[DATASET EXTRACT start]

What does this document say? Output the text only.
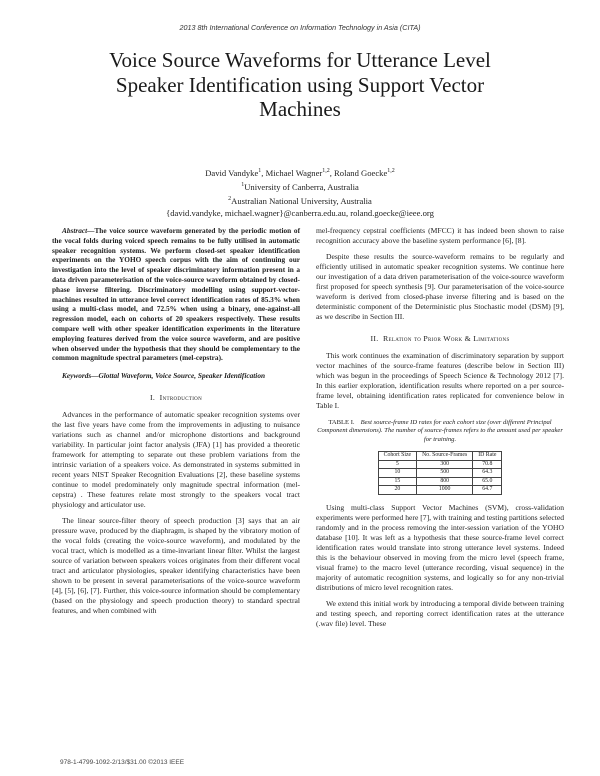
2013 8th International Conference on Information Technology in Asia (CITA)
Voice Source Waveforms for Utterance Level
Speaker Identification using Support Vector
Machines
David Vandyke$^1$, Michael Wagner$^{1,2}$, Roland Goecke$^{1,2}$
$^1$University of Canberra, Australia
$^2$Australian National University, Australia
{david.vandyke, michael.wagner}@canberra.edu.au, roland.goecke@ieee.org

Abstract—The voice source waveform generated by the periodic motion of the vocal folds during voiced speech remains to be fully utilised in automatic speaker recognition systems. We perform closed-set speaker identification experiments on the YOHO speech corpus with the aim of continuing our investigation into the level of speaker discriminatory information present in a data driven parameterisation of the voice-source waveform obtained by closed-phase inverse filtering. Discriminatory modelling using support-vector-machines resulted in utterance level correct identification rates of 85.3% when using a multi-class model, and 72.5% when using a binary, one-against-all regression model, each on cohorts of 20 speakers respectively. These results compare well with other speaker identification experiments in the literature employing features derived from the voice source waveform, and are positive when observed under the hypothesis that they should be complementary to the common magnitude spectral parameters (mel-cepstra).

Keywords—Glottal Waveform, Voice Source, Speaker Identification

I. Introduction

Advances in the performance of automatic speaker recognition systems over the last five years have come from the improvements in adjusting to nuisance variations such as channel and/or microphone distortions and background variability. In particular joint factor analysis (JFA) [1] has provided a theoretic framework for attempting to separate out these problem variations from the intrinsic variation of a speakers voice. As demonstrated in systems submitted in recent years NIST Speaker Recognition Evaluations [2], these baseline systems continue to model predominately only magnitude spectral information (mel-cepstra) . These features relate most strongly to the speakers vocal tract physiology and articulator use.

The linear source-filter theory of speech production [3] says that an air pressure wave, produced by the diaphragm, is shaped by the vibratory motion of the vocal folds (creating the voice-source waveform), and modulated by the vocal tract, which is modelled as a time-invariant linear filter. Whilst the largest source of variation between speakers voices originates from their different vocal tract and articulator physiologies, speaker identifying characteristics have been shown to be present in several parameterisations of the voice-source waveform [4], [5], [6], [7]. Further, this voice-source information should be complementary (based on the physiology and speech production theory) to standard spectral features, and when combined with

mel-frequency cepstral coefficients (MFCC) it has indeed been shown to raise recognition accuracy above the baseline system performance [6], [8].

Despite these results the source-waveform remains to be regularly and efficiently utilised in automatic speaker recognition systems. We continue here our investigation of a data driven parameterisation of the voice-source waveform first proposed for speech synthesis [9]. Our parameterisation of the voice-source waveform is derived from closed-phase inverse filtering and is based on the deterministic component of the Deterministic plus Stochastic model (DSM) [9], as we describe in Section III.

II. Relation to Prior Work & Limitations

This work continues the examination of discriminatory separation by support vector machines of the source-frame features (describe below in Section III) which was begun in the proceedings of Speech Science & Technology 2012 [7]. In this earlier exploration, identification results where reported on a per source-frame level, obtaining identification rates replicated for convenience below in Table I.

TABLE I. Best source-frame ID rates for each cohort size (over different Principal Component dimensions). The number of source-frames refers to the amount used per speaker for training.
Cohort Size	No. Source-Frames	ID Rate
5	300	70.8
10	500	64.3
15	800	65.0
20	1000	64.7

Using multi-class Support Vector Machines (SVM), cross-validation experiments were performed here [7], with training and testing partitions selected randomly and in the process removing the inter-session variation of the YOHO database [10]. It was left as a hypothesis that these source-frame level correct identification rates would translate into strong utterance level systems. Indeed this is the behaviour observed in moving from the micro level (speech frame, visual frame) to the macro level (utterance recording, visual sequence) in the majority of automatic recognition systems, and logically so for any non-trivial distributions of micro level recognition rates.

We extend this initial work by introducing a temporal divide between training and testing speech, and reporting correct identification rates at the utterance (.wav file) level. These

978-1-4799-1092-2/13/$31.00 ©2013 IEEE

[DATASET EXTRACT end]

_WHAT IS REQUIRED:_ Except for the pictures, copy the material above exactly.

_THE COMPLETED TASK:_
What does this document say? Output the text only.
2013 8th International Conference on Information Technology in Asia (CITA)
Voice Source Waveforms for Utterance Level
Speaker Identification using Support Vector
Machines
David Vandyke$^1$, Michael Wagner$^{1,2}$, Roland Goecke$^{1,2}$
$^1$University of Canberra, Australia
$^2$Australian National University, Australia
{david.vandyke, michael.wagner}@canberra.edu.au, roland.goecke@ieee.org

Abstract—The voice source waveform generated by the periodic motion of the vocal folds during voiced speech remains to be fully utilised in automatic speaker recognition systems. We perform closed-set speaker identification experiments on the YOHO speech corpus with the aim of continuing our investigation into the level of speaker discriminatory information present in a data driven parameterisation of the voice-source waveform obtained by closed-phase inverse filtering. Discriminatory modelling using support-vector-machines resulted in utterance level correct identification rates of 85.3% when using a multi-class model, and 72.5% when using a binary, one-against-all regression model, each on cohorts of 20 speakers respectively. These results compare well with other speaker identification experiments in the literature employing features derived from the voice source waveform, and are positive when observed under the hypothesis that they should be complementary to the common magnitude spectral parameters (mel-cepstra).

Keywords—Glottal Waveform, Voice Source, Speaker Identification

I. Introduction

Advances in the performance of automatic speaker recognition systems over the last five years have come from the improvements in adjusting to nuisance variations such as channel and/or microphone distortions and background variability. In particular joint factor analysis (JFA) [1] has provided a theoretic framework for attempting to separate out these problem variations from the intrinsic variation of a speakers voice. As demonstrated in systems submitted in recent years NIST Speaker Recognition Evaluations [2], these baseline systems continue to model predominately only magnitude spectral information (mel-cepstra) . These features relate most strongly to the speakers vocal tract physiology and articulator use.

The linear source-filter theory of speech production [3] says that an air pressure wave, produced by the diaphragm, is shaped by the vibratory motion of the vocal folds (creating the voice-source waveform), and modulated by the vocal tract, which is modelled as a time-invariant linear filter. Whilst the largest source of variation between speakers voices originates from their different vocal tract and articulator physiologies, speaker identifying characteristics have been shown to be present in several parameterisations of the voice-source waveform [4], [5], [6], [7]. Further, this voice-source information should be complementary (based on the physiology and speech production theory) to standard spectral features, and when combined with

mel-frequency cepstral coefficients (MFCC) it has indeed been shown to raise recognition accuracy above the baseline system performance [6], [8].

Despite these results the source-waveform remains to be regularly and efficiently utilised in automatic speaker recognition systems. We continue here our investigation of a data driven parameterisation of the voice-source waveform first proposed for speech synthesis [9]. Our parameterisation of the voice-source waveform is derived from closed-phase inverse filtering and is based on the deterministic component of the Deterministic plus Stochastic model (DSM) [9], as we describe in Section III.

II. Relation to Prior Work & Limitations

This work continues the examination of discriminatory separation by support vector machines of the source-frame features (describe below in Section III) which was begun in the proceedings of Speech Science & Technology 2012 [7]. In this earlier exploration, identification results where reported on a per source-frame level, obtaining identification rates replicated for convenience below in Table I.

TABLE I. Best source-frame ID rates for each cohort size (over different Principal Component dimensions). The number of source-frames refers to the amount used per speaker for training.
Cohort Size	No. Source-Frames	ID Rate
5	300	70.8
10	500	64.3
15	800	65.0
20	1000	64.7

Using multi-class Support Vector Machines (SVM), cross-validation experiments were performed here [7], with training and testing partitions selected randomly and in the process removing the inter-session variation of the YOHO database [10]. It was left as a hypothesis that these source-frame level correct identification rates would translate into strong utterance level systems. Indeed this is the behaviour observed in moving from the micro level (speech frame, visual frame) to the macro level (utterance recording, visual sequence) in the majority of automatic recognition systems, and logically so for any non-trivial distributions of micro level recognition rates.

We extend this initial work by introducing a temporal divide between training and testing speech, and reporting correct identification rates at the utterance (.wav file) level. These

978-1-4799-1092-2/13/$31.00 ©2013 IEEE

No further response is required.